[Items from a dataset]
------------------------------
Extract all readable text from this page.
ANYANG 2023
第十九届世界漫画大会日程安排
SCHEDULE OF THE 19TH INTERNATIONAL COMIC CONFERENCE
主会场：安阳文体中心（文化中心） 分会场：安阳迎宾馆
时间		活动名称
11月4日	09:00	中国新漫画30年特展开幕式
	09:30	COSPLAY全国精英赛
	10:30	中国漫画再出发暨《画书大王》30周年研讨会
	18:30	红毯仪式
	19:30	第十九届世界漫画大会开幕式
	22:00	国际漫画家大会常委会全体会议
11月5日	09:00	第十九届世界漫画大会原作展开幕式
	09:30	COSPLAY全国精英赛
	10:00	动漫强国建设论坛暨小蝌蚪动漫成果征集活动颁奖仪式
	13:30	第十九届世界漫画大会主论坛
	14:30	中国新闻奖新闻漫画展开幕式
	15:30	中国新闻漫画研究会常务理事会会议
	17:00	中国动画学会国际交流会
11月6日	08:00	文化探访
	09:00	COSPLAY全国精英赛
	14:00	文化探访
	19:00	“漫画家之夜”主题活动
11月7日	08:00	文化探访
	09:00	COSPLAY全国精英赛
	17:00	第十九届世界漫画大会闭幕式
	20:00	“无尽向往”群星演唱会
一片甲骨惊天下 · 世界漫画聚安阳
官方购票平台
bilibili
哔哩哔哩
------------------------------
** Exercise aim **
Extract the data exactly as given.

** Reply **
Extract all readable text from this page.
ANYANG 2023
第十九届世界漫画大会日程安排
SCHEDULE OF THE 19TH INTERNATIONAL COMIC CONFERENCE
主会场：安阳文体中心（文化中心） 分会场：安阳迎宾馆
时间		活动名称
11月4日	09:00	中国新漫画30年特展开幕式
	09:30	COSPLAY全国精英赛
	10:30	中国漫画再出发暨《画书大王》30周年研讨会
	18:30	红毯仪式
	19:30	第十九届世界漫画大会开幕式
	22:00	国际漫画家大会常委会全体会议
11月5日	09:00	第十九届世界漫画大会原作展开幕式
	09:30	COSPLAY全国精英赛
	10:00	动漫强国建设论坛暨小蝌蚪动漫成果征集活动颁奖仪式
	13:30	第十九届世界漫画大会主论坛
	14:30	中国新闻奖新闻漫画展开幕式
	15:30	中国新闻漫画研究会常务理事会会议
	17:00	中国动画学会国际交流会
11月6日	08:00	文化探访
	09:00	COSPLAY全国精英赛
	14:00	文化探访
	19:00	“漫画家之夜”主题活动
11月7日	08:00	文化探访
	09:00	COSPLAY全国精英赛
	17:00	第十九届世界漫画大会闭幕式
	20:00	“无尽向往”群星演唱会
一片甲骨惊天下 · 世界漫画聚安阳
官方购票平台
bilibili
哔哩哔哩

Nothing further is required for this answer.